____ RECORDS FOR THE EXERCISE

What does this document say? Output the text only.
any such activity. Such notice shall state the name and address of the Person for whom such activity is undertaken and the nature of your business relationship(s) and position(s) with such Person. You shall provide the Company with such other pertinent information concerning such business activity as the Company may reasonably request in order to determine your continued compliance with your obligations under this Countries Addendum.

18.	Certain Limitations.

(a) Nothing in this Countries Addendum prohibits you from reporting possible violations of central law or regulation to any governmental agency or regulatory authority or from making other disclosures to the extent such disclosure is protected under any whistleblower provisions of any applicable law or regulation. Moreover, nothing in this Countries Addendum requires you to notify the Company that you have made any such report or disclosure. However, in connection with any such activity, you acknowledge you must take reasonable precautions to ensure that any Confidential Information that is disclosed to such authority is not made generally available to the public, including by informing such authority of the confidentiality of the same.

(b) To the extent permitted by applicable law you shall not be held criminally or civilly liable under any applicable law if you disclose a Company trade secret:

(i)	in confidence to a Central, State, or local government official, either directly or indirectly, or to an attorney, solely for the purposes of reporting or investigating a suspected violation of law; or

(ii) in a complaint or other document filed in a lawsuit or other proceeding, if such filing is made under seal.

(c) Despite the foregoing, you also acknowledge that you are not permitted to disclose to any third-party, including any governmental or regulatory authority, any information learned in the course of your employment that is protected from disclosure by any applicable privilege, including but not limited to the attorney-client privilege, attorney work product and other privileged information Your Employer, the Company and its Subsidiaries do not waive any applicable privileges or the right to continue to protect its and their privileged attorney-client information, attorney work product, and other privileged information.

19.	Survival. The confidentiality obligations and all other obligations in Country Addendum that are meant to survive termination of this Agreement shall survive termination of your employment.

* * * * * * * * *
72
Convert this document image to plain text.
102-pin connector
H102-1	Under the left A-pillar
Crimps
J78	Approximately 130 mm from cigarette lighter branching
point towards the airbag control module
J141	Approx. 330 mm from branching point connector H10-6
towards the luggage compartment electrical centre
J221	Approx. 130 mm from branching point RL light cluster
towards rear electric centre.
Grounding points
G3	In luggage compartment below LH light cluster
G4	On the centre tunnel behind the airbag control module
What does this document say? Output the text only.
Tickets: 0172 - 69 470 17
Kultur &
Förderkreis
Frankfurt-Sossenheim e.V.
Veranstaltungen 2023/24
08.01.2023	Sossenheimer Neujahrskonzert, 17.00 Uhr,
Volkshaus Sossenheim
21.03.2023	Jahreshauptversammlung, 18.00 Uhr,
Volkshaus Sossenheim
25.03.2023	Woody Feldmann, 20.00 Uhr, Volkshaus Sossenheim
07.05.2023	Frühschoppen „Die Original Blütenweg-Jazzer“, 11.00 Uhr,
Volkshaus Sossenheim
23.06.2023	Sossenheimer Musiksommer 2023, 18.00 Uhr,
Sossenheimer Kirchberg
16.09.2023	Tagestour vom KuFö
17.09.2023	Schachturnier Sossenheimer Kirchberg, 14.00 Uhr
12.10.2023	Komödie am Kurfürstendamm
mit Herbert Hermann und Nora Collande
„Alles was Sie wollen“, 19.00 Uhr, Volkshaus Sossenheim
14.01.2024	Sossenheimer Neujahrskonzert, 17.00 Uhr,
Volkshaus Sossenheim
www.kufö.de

________

DIRECTIONS FOR THIS TASK: Take the line in which "Convert this document image to plain text." occurs and each subsequent line through the end; give these lines again without alteration.

OUTPUT:
Convert this document image to plain text.
102-pin connector
H102-1	Under the left A-pillar
Crimps
J78	Approximately 130 mm from cigarette lighter branching
point towards the airbag control module
J141	Approx. 330 mm from branching point connector H10-6
towards the luggage compartment electrical centre
J221	Approx. 130 mm from branching point RL light cluster
towards rear electric centre.
Grounding points
G3	In luggage compartment below LH light cluster
G4	On the centre tunnel behind the airbag control module
What does this document say? Output the text only.
Tickets: 0172 - 69 470 17
Kultur &
Förderkreis
Frankfurt-Sossenheim e.V.
Veranstaltungen 2023/24
08.01.2023	Sossenheimer Neujahrskonzert, 17.00 Uhr,
Volkshaus Sossenheim
21.03.2023	Jahreshauptversammlung, 18.00 Uhr,
Volkshaus Sossenheim
25.03.2023	Woody Feldmann, 20.00 Uhr, Volkshaus Sossenheim
07.05.2023	Frühschoppen „Die Original Blütenweg-Jazzer“, 11.00 Uhr,
Volkshaus Sossenheim
23.06.2023	Sossenheimer Musiksommer 2023, 18.00 Uhr,
Sossenheimer Kirchberg
16.09.2023	Tagestour vom KuFö
17.09.2023	Schachturnier Sossenheimer Kirchberg, 14.00 Uhr
12.10.2023	Komödie am Kurfürstendamm
mit Herbert Hermann und Nora Collande
„Alles was Sie wollen“, 19.00 Uhr, Volkshaus Sossenheim
14.01.2024	Sossenheimer Neujahrskonzert, 17.00 Uhr,
Volkshaus Sossenheim
www.kufö.de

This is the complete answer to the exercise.